Structured figure records
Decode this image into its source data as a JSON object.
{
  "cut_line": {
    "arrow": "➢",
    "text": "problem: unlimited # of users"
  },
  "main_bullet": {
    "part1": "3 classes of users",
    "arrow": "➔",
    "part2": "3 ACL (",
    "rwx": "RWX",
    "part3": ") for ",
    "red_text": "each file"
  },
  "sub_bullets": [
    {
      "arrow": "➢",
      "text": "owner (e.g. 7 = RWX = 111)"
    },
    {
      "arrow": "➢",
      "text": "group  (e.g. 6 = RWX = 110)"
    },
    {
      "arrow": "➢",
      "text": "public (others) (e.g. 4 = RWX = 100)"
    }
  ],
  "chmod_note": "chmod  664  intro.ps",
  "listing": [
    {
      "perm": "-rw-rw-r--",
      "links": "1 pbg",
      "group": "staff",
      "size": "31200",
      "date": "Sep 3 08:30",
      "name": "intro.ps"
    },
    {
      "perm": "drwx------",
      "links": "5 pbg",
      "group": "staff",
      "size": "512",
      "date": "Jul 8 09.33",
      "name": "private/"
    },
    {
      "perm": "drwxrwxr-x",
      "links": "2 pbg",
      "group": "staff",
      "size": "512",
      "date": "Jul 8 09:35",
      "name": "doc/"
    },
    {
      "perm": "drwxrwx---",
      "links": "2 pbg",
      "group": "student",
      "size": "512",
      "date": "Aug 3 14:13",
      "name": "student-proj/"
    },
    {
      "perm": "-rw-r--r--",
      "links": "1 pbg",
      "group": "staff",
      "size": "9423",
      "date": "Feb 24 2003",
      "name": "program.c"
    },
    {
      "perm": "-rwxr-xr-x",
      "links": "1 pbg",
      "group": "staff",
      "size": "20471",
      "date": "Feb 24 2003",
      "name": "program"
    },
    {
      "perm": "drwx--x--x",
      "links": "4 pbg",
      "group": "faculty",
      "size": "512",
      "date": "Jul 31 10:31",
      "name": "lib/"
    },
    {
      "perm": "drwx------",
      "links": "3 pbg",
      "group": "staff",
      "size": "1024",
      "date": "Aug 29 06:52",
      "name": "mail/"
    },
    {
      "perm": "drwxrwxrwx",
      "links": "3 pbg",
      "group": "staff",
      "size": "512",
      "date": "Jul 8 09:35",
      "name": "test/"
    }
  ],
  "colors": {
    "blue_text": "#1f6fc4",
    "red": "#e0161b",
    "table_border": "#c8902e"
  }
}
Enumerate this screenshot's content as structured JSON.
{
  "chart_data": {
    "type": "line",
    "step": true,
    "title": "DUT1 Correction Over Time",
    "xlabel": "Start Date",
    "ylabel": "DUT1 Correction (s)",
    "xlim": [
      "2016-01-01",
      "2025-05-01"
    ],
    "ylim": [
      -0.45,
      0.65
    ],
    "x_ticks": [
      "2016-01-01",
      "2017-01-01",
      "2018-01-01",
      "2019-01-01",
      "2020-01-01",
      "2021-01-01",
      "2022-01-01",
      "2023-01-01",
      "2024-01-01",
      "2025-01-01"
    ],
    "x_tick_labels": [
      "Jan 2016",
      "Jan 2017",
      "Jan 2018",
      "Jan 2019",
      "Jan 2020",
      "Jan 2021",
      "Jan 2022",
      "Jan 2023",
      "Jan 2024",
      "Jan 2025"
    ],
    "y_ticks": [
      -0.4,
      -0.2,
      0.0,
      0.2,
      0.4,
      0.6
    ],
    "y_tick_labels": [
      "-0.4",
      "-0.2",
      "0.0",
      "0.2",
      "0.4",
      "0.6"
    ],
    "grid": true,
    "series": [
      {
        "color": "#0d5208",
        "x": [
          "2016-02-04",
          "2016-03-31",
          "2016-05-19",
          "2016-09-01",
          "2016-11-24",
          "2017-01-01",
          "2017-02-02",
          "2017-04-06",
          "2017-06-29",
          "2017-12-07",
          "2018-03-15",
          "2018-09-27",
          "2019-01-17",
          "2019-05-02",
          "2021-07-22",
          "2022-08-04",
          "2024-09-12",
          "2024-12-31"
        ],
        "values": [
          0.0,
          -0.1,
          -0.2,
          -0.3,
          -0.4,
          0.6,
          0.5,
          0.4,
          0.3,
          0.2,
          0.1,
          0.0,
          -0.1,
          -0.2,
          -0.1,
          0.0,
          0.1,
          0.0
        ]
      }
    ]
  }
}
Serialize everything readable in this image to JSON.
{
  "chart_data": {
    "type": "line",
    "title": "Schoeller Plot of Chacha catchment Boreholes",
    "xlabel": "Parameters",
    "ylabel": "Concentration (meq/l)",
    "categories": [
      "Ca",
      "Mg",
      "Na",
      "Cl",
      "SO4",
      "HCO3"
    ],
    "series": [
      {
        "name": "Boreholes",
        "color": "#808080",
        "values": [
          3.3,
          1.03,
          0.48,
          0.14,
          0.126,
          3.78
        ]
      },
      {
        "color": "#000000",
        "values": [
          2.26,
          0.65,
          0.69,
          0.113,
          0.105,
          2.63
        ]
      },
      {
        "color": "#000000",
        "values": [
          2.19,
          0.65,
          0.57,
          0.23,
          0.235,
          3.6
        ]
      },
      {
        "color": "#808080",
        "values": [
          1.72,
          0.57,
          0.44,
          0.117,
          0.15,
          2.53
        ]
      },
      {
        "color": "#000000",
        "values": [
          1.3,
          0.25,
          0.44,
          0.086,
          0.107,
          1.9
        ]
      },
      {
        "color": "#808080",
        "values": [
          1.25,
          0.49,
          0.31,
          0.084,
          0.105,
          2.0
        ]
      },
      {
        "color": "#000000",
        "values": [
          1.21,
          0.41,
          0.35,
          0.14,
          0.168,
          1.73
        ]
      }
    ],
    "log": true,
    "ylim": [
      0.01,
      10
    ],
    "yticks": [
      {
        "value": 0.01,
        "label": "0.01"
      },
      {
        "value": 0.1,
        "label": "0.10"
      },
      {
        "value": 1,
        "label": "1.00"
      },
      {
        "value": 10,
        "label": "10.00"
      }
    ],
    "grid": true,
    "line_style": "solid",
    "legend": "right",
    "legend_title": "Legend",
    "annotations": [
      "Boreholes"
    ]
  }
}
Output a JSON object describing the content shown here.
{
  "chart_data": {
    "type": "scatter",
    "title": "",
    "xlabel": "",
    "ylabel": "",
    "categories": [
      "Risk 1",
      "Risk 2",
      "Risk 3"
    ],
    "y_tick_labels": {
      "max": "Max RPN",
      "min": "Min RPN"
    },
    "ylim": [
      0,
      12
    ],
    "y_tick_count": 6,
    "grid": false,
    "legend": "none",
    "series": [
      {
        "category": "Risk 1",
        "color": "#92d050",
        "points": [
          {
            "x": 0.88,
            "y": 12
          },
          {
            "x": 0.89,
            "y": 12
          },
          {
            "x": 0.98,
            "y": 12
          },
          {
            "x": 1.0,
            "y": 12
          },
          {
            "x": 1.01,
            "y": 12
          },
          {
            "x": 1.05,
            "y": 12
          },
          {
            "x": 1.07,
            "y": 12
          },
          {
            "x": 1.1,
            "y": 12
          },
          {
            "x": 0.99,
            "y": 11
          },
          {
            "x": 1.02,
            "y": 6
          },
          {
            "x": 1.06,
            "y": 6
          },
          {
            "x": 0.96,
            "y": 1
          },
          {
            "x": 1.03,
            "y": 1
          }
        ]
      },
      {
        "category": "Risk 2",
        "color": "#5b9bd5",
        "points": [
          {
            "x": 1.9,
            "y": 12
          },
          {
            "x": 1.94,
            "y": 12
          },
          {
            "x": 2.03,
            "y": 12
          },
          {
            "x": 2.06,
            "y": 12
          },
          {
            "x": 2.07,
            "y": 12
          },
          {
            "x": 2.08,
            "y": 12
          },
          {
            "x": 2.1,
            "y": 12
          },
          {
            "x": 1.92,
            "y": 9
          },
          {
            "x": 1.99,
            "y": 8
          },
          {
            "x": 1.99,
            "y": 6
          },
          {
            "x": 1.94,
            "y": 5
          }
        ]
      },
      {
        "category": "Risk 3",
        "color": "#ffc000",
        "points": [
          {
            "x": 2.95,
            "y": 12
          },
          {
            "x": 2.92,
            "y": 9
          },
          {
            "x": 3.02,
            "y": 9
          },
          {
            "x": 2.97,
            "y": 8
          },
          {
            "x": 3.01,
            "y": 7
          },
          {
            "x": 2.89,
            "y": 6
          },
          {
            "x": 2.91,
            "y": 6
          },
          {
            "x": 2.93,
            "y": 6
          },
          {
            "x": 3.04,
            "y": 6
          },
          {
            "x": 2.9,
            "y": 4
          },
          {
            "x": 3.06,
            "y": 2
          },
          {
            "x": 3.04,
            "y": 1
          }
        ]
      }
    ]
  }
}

Short exercise —
Each line holding "Risk" must be found and copied.

Solution —
      "Risk 1",
      "Risk 2",
      "Risk 3"
        "category": "Risk 1",
        "category": "Risk 2",
        "category": "Risk 3",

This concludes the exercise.